§ Objective
Copy each line of the listing below exactly.
....................
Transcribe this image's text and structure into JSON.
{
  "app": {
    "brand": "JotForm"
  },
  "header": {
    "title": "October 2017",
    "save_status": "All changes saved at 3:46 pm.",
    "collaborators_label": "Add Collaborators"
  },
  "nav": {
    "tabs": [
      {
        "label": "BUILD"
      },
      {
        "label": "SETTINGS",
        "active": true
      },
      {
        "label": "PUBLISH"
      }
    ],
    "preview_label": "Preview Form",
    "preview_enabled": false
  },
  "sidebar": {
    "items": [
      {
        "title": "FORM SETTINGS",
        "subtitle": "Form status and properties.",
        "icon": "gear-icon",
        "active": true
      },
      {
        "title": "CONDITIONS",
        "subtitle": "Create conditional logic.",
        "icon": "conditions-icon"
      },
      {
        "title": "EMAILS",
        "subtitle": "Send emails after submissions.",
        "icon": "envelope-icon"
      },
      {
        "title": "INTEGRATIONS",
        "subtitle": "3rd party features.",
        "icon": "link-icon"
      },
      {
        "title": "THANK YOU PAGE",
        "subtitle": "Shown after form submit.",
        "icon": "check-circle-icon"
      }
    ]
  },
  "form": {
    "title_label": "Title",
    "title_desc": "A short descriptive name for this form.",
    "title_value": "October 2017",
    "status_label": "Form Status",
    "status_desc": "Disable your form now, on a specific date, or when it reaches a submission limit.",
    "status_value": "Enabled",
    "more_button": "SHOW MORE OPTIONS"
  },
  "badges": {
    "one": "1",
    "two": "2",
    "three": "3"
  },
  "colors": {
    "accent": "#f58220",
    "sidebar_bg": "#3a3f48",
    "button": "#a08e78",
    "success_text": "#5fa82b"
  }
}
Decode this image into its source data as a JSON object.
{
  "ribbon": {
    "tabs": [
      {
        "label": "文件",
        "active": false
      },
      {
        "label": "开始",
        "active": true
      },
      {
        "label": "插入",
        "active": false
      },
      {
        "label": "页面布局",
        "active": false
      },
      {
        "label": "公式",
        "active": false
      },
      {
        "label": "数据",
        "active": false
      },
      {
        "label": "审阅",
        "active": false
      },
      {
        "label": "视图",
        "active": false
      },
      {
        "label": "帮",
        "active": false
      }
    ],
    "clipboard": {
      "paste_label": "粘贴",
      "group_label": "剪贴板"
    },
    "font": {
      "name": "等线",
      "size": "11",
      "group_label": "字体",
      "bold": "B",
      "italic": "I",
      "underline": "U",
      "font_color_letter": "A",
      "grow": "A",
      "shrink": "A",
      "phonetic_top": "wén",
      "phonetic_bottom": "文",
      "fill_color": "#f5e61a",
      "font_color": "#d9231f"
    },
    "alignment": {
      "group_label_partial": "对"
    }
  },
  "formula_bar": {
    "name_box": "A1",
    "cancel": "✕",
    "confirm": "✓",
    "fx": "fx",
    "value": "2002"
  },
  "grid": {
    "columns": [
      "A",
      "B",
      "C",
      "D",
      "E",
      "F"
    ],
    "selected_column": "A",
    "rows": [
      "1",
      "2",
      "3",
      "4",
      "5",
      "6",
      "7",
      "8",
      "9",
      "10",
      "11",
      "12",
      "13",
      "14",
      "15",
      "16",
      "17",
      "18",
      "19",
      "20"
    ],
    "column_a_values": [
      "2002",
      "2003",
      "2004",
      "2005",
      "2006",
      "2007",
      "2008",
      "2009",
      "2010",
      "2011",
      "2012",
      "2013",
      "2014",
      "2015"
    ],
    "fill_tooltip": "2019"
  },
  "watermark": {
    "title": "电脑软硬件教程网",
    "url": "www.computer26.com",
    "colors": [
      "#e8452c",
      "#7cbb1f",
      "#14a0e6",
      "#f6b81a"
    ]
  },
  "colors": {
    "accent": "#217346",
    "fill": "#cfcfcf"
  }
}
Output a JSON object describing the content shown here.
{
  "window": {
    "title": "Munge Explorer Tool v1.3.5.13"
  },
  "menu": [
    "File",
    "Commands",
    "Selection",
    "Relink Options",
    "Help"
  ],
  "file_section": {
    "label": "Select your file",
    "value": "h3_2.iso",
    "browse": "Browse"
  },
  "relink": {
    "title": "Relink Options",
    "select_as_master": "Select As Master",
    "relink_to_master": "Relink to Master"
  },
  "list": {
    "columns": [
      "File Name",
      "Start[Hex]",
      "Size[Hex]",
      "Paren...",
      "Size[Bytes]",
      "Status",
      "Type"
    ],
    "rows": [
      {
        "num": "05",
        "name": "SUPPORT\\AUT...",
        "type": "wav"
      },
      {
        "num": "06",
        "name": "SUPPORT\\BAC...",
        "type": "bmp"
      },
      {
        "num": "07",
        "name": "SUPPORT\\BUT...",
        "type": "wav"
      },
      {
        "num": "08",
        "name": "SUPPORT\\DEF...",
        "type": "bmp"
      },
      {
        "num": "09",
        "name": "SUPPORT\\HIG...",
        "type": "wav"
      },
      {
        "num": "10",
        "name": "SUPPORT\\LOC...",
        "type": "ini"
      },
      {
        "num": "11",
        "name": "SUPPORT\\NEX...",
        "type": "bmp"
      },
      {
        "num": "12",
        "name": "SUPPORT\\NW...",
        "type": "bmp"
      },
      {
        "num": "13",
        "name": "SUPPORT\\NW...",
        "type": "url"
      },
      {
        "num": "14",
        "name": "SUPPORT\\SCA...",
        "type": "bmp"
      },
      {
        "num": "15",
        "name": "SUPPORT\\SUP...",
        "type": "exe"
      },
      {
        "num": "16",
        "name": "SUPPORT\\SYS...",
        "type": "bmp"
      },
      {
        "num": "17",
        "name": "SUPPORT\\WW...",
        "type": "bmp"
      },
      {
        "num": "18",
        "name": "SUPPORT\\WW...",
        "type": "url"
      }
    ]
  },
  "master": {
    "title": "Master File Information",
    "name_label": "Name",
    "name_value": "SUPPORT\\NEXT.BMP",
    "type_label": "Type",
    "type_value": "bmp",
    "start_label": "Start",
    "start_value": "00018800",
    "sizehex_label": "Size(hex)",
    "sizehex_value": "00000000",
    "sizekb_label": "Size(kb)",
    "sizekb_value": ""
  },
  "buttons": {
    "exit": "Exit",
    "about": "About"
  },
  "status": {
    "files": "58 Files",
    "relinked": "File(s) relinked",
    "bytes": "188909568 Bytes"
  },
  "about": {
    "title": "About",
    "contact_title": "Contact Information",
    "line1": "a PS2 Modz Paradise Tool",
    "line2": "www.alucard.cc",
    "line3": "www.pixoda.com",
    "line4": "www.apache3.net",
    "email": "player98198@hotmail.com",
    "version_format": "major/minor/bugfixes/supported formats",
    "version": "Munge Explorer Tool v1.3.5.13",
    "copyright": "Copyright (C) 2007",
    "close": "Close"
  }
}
....................
§ Exercise answer
Transcribe this image's text and structure into JSON.
{
  "app": {
    "brand": "JotForm"
  },
  "header": {
    "title": "October 2017",
    "save_status": "All changes saved at 3:46 pm.",
    "collaborators_label": "Add Collaborators"
  },
  "nav": {
    "tabs": [
      {
        "label": "BUILD"
      },
      {
        "label": "SETTINGS",
        "active": true
      },
      {
        "label": "PUBLISH"
      }
    ],
    "preview_label": "Preview Form",
    "preview_enabled": false
  },
  "sidebar": {
    "items": [
      {
        "title": "FORM SETTINGS",
        "subtitle": "Form status and properties.",
        "icon": "gear-icon",
        "active": true
      },
      {
        "title": "CONDITIONS",
        "subtitle": "Create conditional logic.",
        "icon": "conditions-icon"
      },
      {
        "title": "EMAILS",
        "subtitle": "Send emails after submissions.",
        "icon": "envelope-icon"
      },
      {
        "title": "INTEGRATIONS",
        "subtitle": "3rd party features.",
        "icon": "link-icon"
      },
      {
        "title": "THANK YOU PAGE",
        "subtitle": "Shown after form submit.",
        "icon": "check-circle-icon"
      }
    ]
  },
  "form": {
    "title_label": "Title",
    "title_desc": "A short descriptive name for this form.",
    "title_value": "October 2017",
    "status_label": "Form Status",
    "status_desc": "Disable your form now, on a specific date, or when it reaches a submission limit.",
    "status_value": "Enabled",
    "more_button": "SHOW MORE OPTIONS"
  },
  "badges": {
    "one": "1",
    "two": "2",
    "three": "3"
  },
  "colors": {
    "accent": "#f58220",
    "sidebar_bg": "#3a3f48",
    "button": "#a08e78",
    "success_text": "#5fa82b"
  }
}
Decode this image into its source data as a JSON object.
{
  "ribbon": {
    "tabs": [
      {
        "label": "文件",
        "active": false
      },
      {
        "label": "开始",
        "active": true
      },
      {
        "label": "插入",
        "active": false
      },
      {
        "label": "页面布局",
        "active": false
      },
      {
        "label": "公式",
        "active": false
      },
      {
        "label": "数据",
        "active": false
      },
      {
        "label": "审阅",
        "active": false
      },
      {
        "label": "视图",
        "active": false
      },
      {
        "label": "帮",
        "active": false
      }
    ],
    "clipboard": {
      "paste_label": "粘贴",
      "group_label": "剪贴板"
    },
    "font": {
      "name": "等线",
      "size": "11",
      "group_label": "字体",
      "bold": "B",
      "italic": "I",
      "underline": "U",
      "font_color_letter": "A",
      "grow": "A",
      "shrink": "A",
      "phonetic_top": "wén",
      "phonetic_bottom": "文",
      "fill_color": "#f5e61a",
      "font_color": "#d9231f"
    },
    "alignment": {
      "group_label_partial": "对"
    }
  },
  "formula_bar": {
    "name_box": "A1",
    "cancel": "✕",
    "confirm": "✓",
    "fx": "fx",
    "value": "2002"
  },
  "grid": {
    "columns": [
      "A",
      "B",
      "C",
      "D",
      "E",
      "F"
    ],
    "selected_column": "A",
    "rows": [
      "1",
      "2",
      "3",
      "4",
      "5",
      "6",
      "7",
      "8",
      "9",
      "10",
      "11",
      "12",
      "13",
      "14",
      "15",
      "16",
      "17",
      "18",
      "19",
      "20"
    ],
    "column_a_values": [
      "2002",
      "2003",
      "2004",
      "2005",
      "2006",
      "2007",
      "2008",
      "2009",
      "2010",
      "2011",
      "2012",
      "2013",
      "2014",
      "2015"
    ],
    "fill_tooltip": "2019"
  },
  "watermark": {
    "title": "电脑软硬件教程网",
    "url": "www.computer26.com",
    "colors": [
      "#e8452c",
      "#7cbb1f",
      "#14a0e6",
      "#f6b81a"
    ]
  },
  "colors": {
    "accent": "#217346",
    "fill": "#cfcfcf"
  }
}
Output a JSON object describing the content shown here.
{
  "window": {
    "title": "Munge Explorer Tool v1.3.5.13"
  },
  "menu": [
    "File",
    "Commands",
    "Selection",
    "Relink Options",
    "Help"
  ],
  "file_section": {
    "label": "Select your file",
    "value": "h3_2.iso",
    "browse": "Browse"
  },
  "relink": {
    "title": "Relink Options",
    "select_as_master": "Select As Master",
    "relink_to_master": "Relink to Master"
  },
  "list": {
    "columns": [
      "File Name",
      "Start[Hex]",
      "Size[Hex]",
      "Paren...",
      "Size[Bytes]",
      "Status",
      "Type"
    ],
    "rows": [
      {
        "num": "05",
        "name": "SUPPORT\\AUT...",
        "type": "wav"
      },
      {
        "num": "06",
        "name": "SUPPORT\\BAC...",
        "type": "bmp"
      },
      {
        "num": "07",
        "name": "SUPPORT\\BUT...",
        "type": "wav"
      },
      {
        "num": "08",
        "name": "SUPPORT\\DEF...",
        "type": "bmp"
      },
      {
        "num": "09",
        "name": "SUPPORT\\HIG...",
        "type": "wav"
      },
      {
        "num": "10",
        "name": "SUPPORT\\LOC...",
        "type": "ini"
      },
      {
        "num": "11",
        "name": "SUPPORT\\NEX...",
        "type": "bmp"
      },
      {
        "num": "12",
        "name": "SUPPORT\\NW...",
        "type": "bmp"
      },
      {
        "num": "13",
        "name": "SUPPORT\\NW...",
        "type": "url"
      },
      {
        "num": "14",
        "name": "SUPPORT\\SCA...",
        "type": "bmp"
      },
      {
        "num": "15",
        "name": "SUPPORT\\SUP...",
        "type": "exe"
      },
      {
        "num": "16",
        "name": "SUPPORT\\SYS...",
        "type": "bmp"
      },
      {
        "num": "17",
        "name": "SUPPORT\\WW...",
        "type": "bmp"
      },
      {
        "num": "18",
        "name": "SUPPORT\\WW...",
        "type": "url"
      }
    ]
  },
  "master": {
    "title": "Master File Information",
    "name_label": "Name",
    "name_value": "SUPPORT\\NEXT.BMP",
    "type_label": "Type",
    "type_value": "bmp",
    "start_label": "Start",
    "start_value": "00018800",
    "sizehex_label": "Size(hex)",
    "sizehex_value": "00000000",
    "sizekb_label": "Size(kb)",
    "sizekb_value": ""
  },
  "buttons": {
    "exit": "Exit",
    "about": "About"
  },
  "status": {
    "files": "58 Files",
    "relinked": "File(s) relinked",
    "bytes": "188909568 Bytes"
  },
  "about": {
    "title": "About",
    "contact_title": "Contact Information",
    "line1": "a PS2 Modz Paradise Tool",
    "line2": "www.alucard.cc",
    "line3": "www.pixoda.com",
    "line4": "www.apache3.net",
    "email": "player98198@hotmail.com",
    "version_format": "major/minor/bugfixes/supported formats",
    "version": "Munge Explorer Tool v1.3.5.13",
    "copyright": "Copyright (C) 2007",
    "close": "Close"
  }
}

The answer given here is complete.